• What to do
Copy out the listing in full, exactly as written, but not its pictures.
********************
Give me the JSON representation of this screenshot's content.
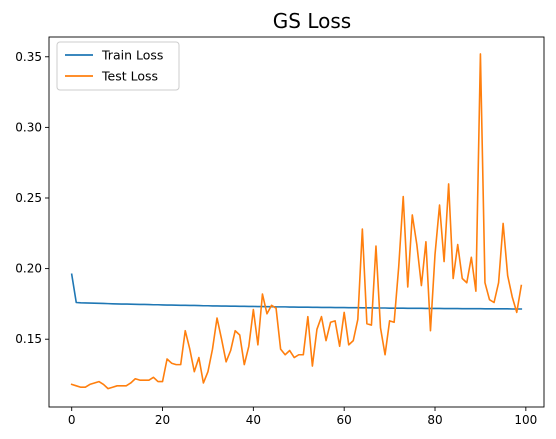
{
  "chart_data": {
    "type": "line",
    "title": "GS Loss",
    "xlabel": "",
    "ylabel": "",
    "xlim": [
      -5,
      104
    ],
    "ylim": [
      0.102,
      0.364
    ],
    "xticks": [
      0,
      20,
      40,
      60,
      80,
      100
    ],
    "xtick_labels": [
      "0",
      "20",
      "40",
      "60",
      "80",
      "100"
    ],
    "yticks": [
      0.15,
      0.2,
      0.25,
      0.3,
      0.35
    ],
    "ytick_labels": [
      "0.15",
      "0.20",
      "0.25",
      "0.30",
      "0.35"
    ],
    "grid": false,
    "legend_position": "top-left",
    "series": [
      {
        "name": "Train Loss",
        "color": "#1f77b4",
        "x": [
          0,
          1,
          2,
          3,
          4,
          5,
          6,
          7,
          8,
          9,
          10,
          11,
          12,
          13,
          14,
          15,
          16,
          17,
          18,
          19,
          20,
          21,
          22,
          23,
          24,
          25,
          26,
          27,
          28,
          29,
          30,
          31,
          32,
          33,
          34,
          35,
          36,
          37,
          38,
          39,
          40,
          41,
          42,
          43,
          44,
          45,
          46,
          47,
          48,
          49,
          50,
          51,
          52,
          53,
          54,
          55,
          56,
          57,
          58,
          59,
          60,
          61,
          62,
          63,
          64,
          65,
          66,
          67,
          68,
          69,
          70,
          71,
          72,
          73,
          74,
          75,
          76,
          77,
          78,
          79,
          80,
          81,
          82,
          83,
          84,
          85,
          86,
          87,
          88,
          89,
          90,
          91,
          92,
          93,
          94,
          95,
          96,
          97,
          98,
          99
        ],
        "values": [
          0.196,
          0.176,
          0.1758,
          0.1757,
          0.1756,
          0.1755,
          0.1754,
          0.1753,
          0.1752,
          0.1751,
          0.175,
          0.1749,
          0.1749,
          0.1748,
          0.1747,
          0.1746,
          0.1746,
          0.1745,
          0.1744,
          0.1744,
          0.1743,
          0.1742,
          0.1742,
          0.1741,
          0.174,
          0.174,
          0.1739,
          0.1739,
          0.1738,
          0.1737,
          0.1737,
          0.1736,
          0.1736,
          0.1735,
          0.1735,
          0.1734,
          0.1734,
          0.1733,
          0.1733,
          0.1732,
          0.1732,
          0.1731,
          0.1731,
          0.173,
          0.173,
          0.1729,
          0.1729,
          0.1729,
          0.1728,
          0.1728,
          0.1727,
          0.1727,
          0.1727,
          0.1726,
          0.1726,
          0.1725,
          0.1725,
          0.1725,
          0.1724,
          0.1724,
          0.1724,
          0.1723,
          0.1723,
          0.1723,
          0.1722,
          0.1722,
          0.1722,
          0.1721,
          0.1721,
          0.1721,
          0.172,
          0.172,
          0.172,
          0.172,
          0.1719,
          0.1719,
          0.1719,
          0.1719,
          0.1718,
          0.1718,
          0.1718,
          0.1718,
          0.1717,
          0.1717,
          0.1717,
          0.1717,
          0.1716,
          0.1716,
          0.1716,
          0.1716,
          0.1716,
          0.1715,
          0.1715,
          0.1715,
          0.1715,
          0.1715,
          0.1715,
          0.1714,
          0.1714,
          0.1714
        ]
      },
      {
        "name": "Test Loss",
        "color": "#ff7f0e",
        "x": [
          0,
          1,
          2,
          3,
          4,
          5,
          6,
          7,
          8,
          9,
          10,
          11,
          12,
          13,
          14,
          15,
          16,
          17,
          18,
          19,
          20,
          21,
          22,
          23,
          24,
          25,
          26,
          27,
          28,
          29,
          30,
          31,
          32,
          33,
          34,
          35,
          36,
          37,
          38,
          39,
          40,
          41,
          42,
          43,
          44,
          45,
          46,
          47,
          48,
          49,
          50,
          51,
          52,
          53,
          54,
          55,
          56,
          57,
          58,
          59,
          60,
          61,
          62,
          63,
          64,
          65,
          66,
          67,
          68,
          69,
          70,
          71,
          72,
          73,
          74,
          75,
          76,
          77,
          78,
          79,
          80,
          81,
          82,
          83,
          84,
          85,
          86,
          87,
          88,
          89,
          90,
          91,
          92,
          93,
          94,
          95,
          96,
          97,
          98,
          99
        ],
        "values": [
          0.118,
          0.117,
          0.116,
          0.116,
          0.118,
          0.119,
          0.12,
          0.118,
          0.115,
          0.116,
          0.117,
          0.117,
          0.117,
          0.119,
          0.122,
          0.121,
          0.121,
          0.121,
          0.123,
          0.12,
          0.12,
          0.136,
          0.133,
          0.132,
          0.132,
          0.156,
          0.143,
          0.127,
          0.137,
          0.119,
          0.127,
          0.143,
          0.165,
          0.15,
          0.134,
          0.142,
          0.156,
          0.153,
          0.132,
          0.145,
          0.171,
          0.146,
          0.182,
          0.168,
          0.174,
          0.172,
          0.143,
          0.139,
          0.142,
          0.137,
          0.139,
          0.139,
          0.166,
          0.131,
          0.157,
          0.166,
          0.149,
          0.162,
          0.163,
          0.145,
          0.169,
          0.146,
          0.149,
          0.164,
          0.228,
          0.161,
          0.16,
          0.216,
          0.158,
          0.139,
          0.163,
          0.162,
          0.201,
          0.251,
          0.187,
          0.238,
          0.217,
          0.188,
          0.219,
          0.156,
          0.21,
          0.245,
          0.205,
          0.26,
          0.193,
          0.217,
          0.193,
          0.19,
          0.208,
          0.184,
          0.352,
          0.19,
          0.178,
          0.176,
          0.19,
          0.232,
          0.195,
          0.18,
          0.169,
          0.188
        ]
      }
    ]
  }
}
********************
• Task result
Give me the JSON representation of this screenshot's content.
{
  "chart_data": {
    "type": "line",
    "title": "GS Loss",
    "xlabel": "",
    "ylabel": "",
    "xlim": [
      -5,
      104
    ],
    "ylim": [
      0.102,
      0.364
    ],
    "xticks": [
      0,
      20,
      40,
      60,
      80,
      100
    ],
    "xtick_labels": [
      "0",
      "20",
      "40",
      "60",
      "80",
      "100"
    ],
    "yticks": [
      0.15,
      0.2,
      0.25,
      0.3,
      0.35
    ],
    "ytick_labels": [
      "0.15",
      "0.20",
      "0.25",
      "0.30",
      "0.35"
    ],
    "grid": false,
    "legend_position": "top-left",
    "series": [
      {
        "name": "Train Loss",
        "color": "#1f77b4",
        "x": [
          0,
          1,
          2,
          3,
          4,
          5,
          6,
          7,
          8,
          9,
          10,
          11,
          12,
          13,
          14,
          15,
          16,
          17,
          18,
          19,
          20,
          21,
          22,
          23,
          24,
          25,
          26,
          27,
          28,
          29,
          30,
          31,
          32,
          33,
          34,
          35,
          36,
          37,
          38,
          39,
          40,
          41,
          42,
          43,
          44,
          45,
          46,
          47,
          48,
          49,
          50,
          51,
          52,
          53,
          54,
          55,
          56,
          57,
          58,
          59,
          60,
          61,
          62,
          63,
          64,
          65,
          66,
          67,
          68,
          69,
          70,
          71,
          72,
          73,
          74,
          75,
          76,
          77,
          78,
          79,
          80,
          81,
          82,
          83,
          84,
          85,
          86,
          87,
          88,
          89,
          90,
          91,
          92,
          93,
          94,
          95,
          96,
          97,
          98,
          99
        ],
        "values": [
          0.196,
          0.176,
          0.1758,
          0.1757,
          0.1756,
          0.1755,
          0.1754,
          0.1753,
          0.1752,
          0.1751,
          0.175,
          0.1749,
          0.1749,
          0.1748,
          0.1747,
          0.1746,
          0.1746,
          0.1745,
          0.1744,
          0.1744,
          0.1743,
          0.1742,
          0.1742,
          0.1741,
          0.174,
          0.174,
          0.1739,
          0.1739,
          0.1738,
          0.1737,
          0.1737,
          0.1736,
          0.1736,
          0.1735,
          0.1735,
          0.1734,
          0.1734,
          0.1733,
          0.1733,
          0.1732,
          0.1732,
          0.1731,
          0.1731,
          0.173,
          0.173,
          0.1729,
          0.1729,
          0.1729,
          0.1728,
          0.1728,
          0.1727,
          0.1727,
          0.1727,
          0.1726,
          0.1726,
          0.1725,
          0.1725,
          0.1725,
          0.1724,
          0.1724,
          0.1724,
          0.1723,
          0.1723,
          0.1723,
          0.1722,
          0.1722,
          0.1722,
          0.1721,
          0.1721,
          0.1721,
          0.172,
          0.172,
          0.172,
          0.172,
          0.1719,
          0.1719,
          0.1719,
          0.1719,
          0.1718,
          0.1718,
          0.1718,
          0.1718,
          0.1717,
          0.1717,
          0.1717,
          0.1717,
          0.1716,
          0.1716,
          0.1716,
          0.1716,
          0.1716,
          0.1715,
          0.1715,
          0.1715,
          0.1715,
          0.1715,
          0.1715,
          0.1714,
          0.1714,
          0.1714
        ]
      },
      {
        "name": "Test Loss",
        "color": "#ff7f0e",
        "x": [
          0,
          1,
          2,
          3,
          4,
          5,
          6,
          7,
          8,
          9,
          10,
          11,
          12,
          13,
          14,
          15,
          16,
          17,
          18,
          19,
          20,
          21,
          22,
          23,
          24,
          25,
          26,
          27,
          28,
          29,
          30,
          31,
          32,
          33,
          34,
          35,
          36,
          37,
          38,
          39,
          40,
          41,
          42,
          43,
          44,
          45,
          46,
          47,
          48,
          49,
          50,
          51,
          52,
          53,
          54,
          55,
          56,
          57,
          58,
          59,
          60,
          61,
          62,
          63,
          64,
          65,
          66,
          67,
          68,
          69,
          70,
          71,
          72,
          73,
          74,
          75,
          76,
          77,
          78,
          79,
          80,
          81,
          82,
          83,
          84,
          85,
          86,
          87,
          88,
          89,
          90,
          91,
          92,
          93,
          94,
          95,
          96,
          97,
          98,
          99
        ],
        "values": [
          0.118,
          0.117,
          0.116,
          0.116,
          0.118,
          0.119,
          0.12,
          0.118,
          0.115,
          0.116,
          0.117,
          0.117,
          0.117,
          0.119,
          0.122,
          0.121,
          0.121,
          0.121,
          0.123,
          0.12,
          0.12,
          0.136,
          0.133,
          0.132,
          0.132,
          0.156,
          0.143,
          0.127,
          0.137,
          0.119,
          0.127,
          0.143,
          0.165,
          0.15,
          0.134,
          0.142,
          0.156,
          0.153,
          0.132,
          0.145,
          0.171,
          0.146,
          0.182,
          0.168,
          0.174,
          0.172,
          0.143,
          0.139,
          0.142,
          0.137,
          0.139,
          0.139,
          0.166,
          0.131,
          0.157,
          0.166,
          0.149,
          0.162,
          0.163,
          0.145,
          0.169,
          0.146,
          0.149,
          0.164,
          0.228,
          0.161,
          0.16,
          0.216,
          0.158,
          0.139,
          0.163,
          0.162,
          0.201,
          0.251,
          0.187,
          0.238,
          0.217,
          0.188,
          0.219,
          0.156,
          0.21,
          0.245,
          0.205,
          0.26,
          0.193,
          0.217,
          0.193,
          0.19,
          0.208,
          0.184,
          0.352,
          0.19,
          0.178,
          0.176,
          0.19,
          0.232,
          0.195,
          0.18,
          0.169,
          0.188
        ]
      }
    ]
  }
}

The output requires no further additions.